Fair Value Measurements

 

Fair value is defined as the price that would be received to sell an asset or paid to transfer a liability in an orderly transaction between market participants at the measurement date. The Company utilizes a three-tier fair value hierarchy which prioritizes the inputs used in measuring fair value. The hierarchy gives the highest priority to unadjusted quoted prices in active markets for identical assets or liabilities (level 1 measurement) and the lowest priority to unobservable inputs (level 3 measurements). These tiers include:

 

Level 1, defined as observable inputs such as quoted prices for identical instruments in active markets;

 

Level 2, defined as inputs other than quoted prices in active markets that are either directly or indirectly observable such as quoted prices for similar instruments in active markets or quoted prices for identical or similar instruments in markets that are not active; and

 

 F-8 

 

Level 3, defined as unobservable inputs in which little or no market data exists, therefore requiring an entity to develop its own assumptions, such as valuations derived from valuation techniques in which one or more significant inputs or significant value drivers are unobservable.

 

During the periods covered by this report, the Company did not have any assets or liabilities that were required to be measured at fair value on a recurring basis or on a non-recurring basis.

 

Fair Value of Financial Instruments

 

The Company’s financial instruments consist of accounts payable and accrued expenses. The carrying amounts of the Company’s financial instruments approximate fair value because of the short-term maturity of these items. These fair value estimates are subjective in nature and involve uncertainties and matters of significant judgment and, therefore, cannot be determined with precision. Changes in assumptions could significantly affect those estimates. We do not hold or issue financial instruments for trading purposes, nor do we utilize derivative instruments.

 

Stock-Based Compensation

 

The Company accounts for stock-based compensation in accordance with Accounting Standards Codification (“ASC”) 718, Stock Based Compensation.  ASC 718 requires all stock-based payments to directors, employees and consultants, including grants of stock options, to be recognized in the consolidated statements of operations based on their fair values. The Company uses the Black-Scholes option pricing model (the “Black-Scholes Model”) to determine the weighted-average fair value of options granted and recognizes the compensation expense of stock-based awards on a straight-line basis over the vesting period of the award. If a stock-based award contains performance-based conditions, at the point that it becomes probable that the performance conditions will be met, the Company records a cumulative catch-up of the expense from the grant date to the current date, and then amortizes the remainder of the expense over the remaining service period. Management evaluates when the achievement of a performance-based condition is probable based on the expected satisfaction of the performance conditions as of the reporting date.

 

The determination of the fair value of stock-based payment awards utilizing the Black-Scholes option pricing model requires the use of the following assumptions: expected volatility of our common stock, which is based on our own calculated historical rate; expected life of the option award, which we elected to calculate using the simplified method; expected dividend yield, which is 0%, as we have not paid and do not have any plans to pay dividends on our common stock; and the risk-free interest rate, which is based on the U.S. Treasury rate in effect at the time of grant with maturities equal to the stock option award’s expected life. The Company evaluates the assumptions used to value the awards at each grant date and if factors change and different assumptions are utilized, stock-based compensation expense may differ significantly from what has been recorded in the past. If there are any modifications or cancellations of the underlying unvested securities, the Company may be required to accelerate, increase or cancel any remaining unearned stock-based compensation expense. Forfeitures are accounted for as they occur. See “NOTE 5 – Common Stock and Warrants” and “NOTE 6 - Stock Options” for additional information on the Company’s stock-based compensation plans.

***

• Stated goal 1
In the accounting-policy passage, what expected dividend yield does the Company use in the Black-Scholes option pricing model?

***

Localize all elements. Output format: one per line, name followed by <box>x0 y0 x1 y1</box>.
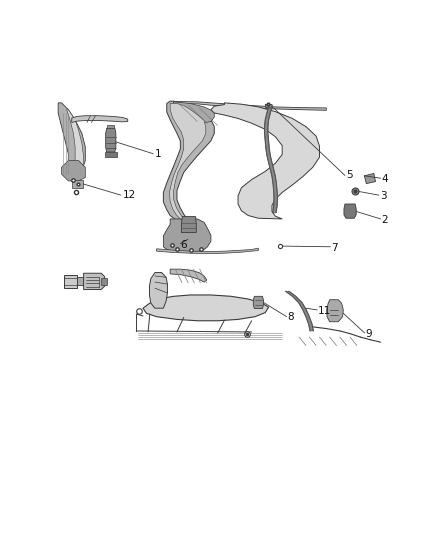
Polygon shape <box>67 110 84 177</box>
Polygon shape <box>286 291 314 331</box>
Polygon shape <box>265 104 273 108</box>
Text: 2: 2 <box>381 215 388 224</box>
Polygon shape <box>163 219 211 252</box>
Polygon shape <box>77 277 84 286</box>
Polygon shape <box>181 216 196 232</box>
Polygon shape <box>170 269 207 282</box>
Polygon shape <box>143 295 268 321</box>
Text: 5: 5 <box>346 171 353 181</box>
Text: 12: 12 <box>123 190 136 200</box>
Polygon shape <box>72 180 83 188</box>
Text: 8: 8 <box>288 312 294 322</box>
Polygon shape <box>61 160 85 181</box>
Polygon shape <box>173 102 214 123</box>
Polygon shape <box>364 173 375 184</box>
Text: 4: 4 <box>381 174 388 184</box>
Polygon shape <box>173 101 326 110</box>
Text: 6: 6 <box>180 240 187 250</box>
Polygon shape <box>84 273 105 289</box>
Polygon shape <box>253 296 264 309</box>
Polygon shape <box>101 278 107 285</box>
Text: 1: 1 <box>155 149 162 159</box>
Polygon shape <box>163 101 214 223</box>
Polygon shape <box>72 116 128 123</box>
Polygon shape <box>64 274 77 288</box>
Polygon shape <box>149 272 167 308</box>
Polygon shape <box>107 125 114 128</box>
Text: 3: 3 <box>380 191 387 201</box>
Polygon shape <box>170 103 206 219</box>
Polygon shape <box>106 128 116 152</box>
Text: 11: 11 <box>318 305 332 316</box>
Polygon shape <box>58 103 85 181</box>
Text: 7: 7 <box>332 243 338 253</box>
Polygon shape <box>105 152 117 157</box>
Polygon shape <box>327 300 343 322</box>
Text: 9: 9 <box>366 329 372 338</box>
Polygon shape <box>156 248 258 254</box>
Polygon shape <box>265 106 277 213</box>
Polygon shape <box>211 103 320 219</box>
Polygon shape <box>344 204 356 218</box>
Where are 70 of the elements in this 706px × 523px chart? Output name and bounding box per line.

***

• Stated goal 2
Pick out every line of the listing that contains the string "Output". Case counts.

• Complete response 1
0%

• Complete response 2
Localize all elements. Output format: one per line, name followed by <box>x0 y0 x1 y1</box>.
Where are 70 of the elements in this 706px × 523px chart? Output name and bounding box per line.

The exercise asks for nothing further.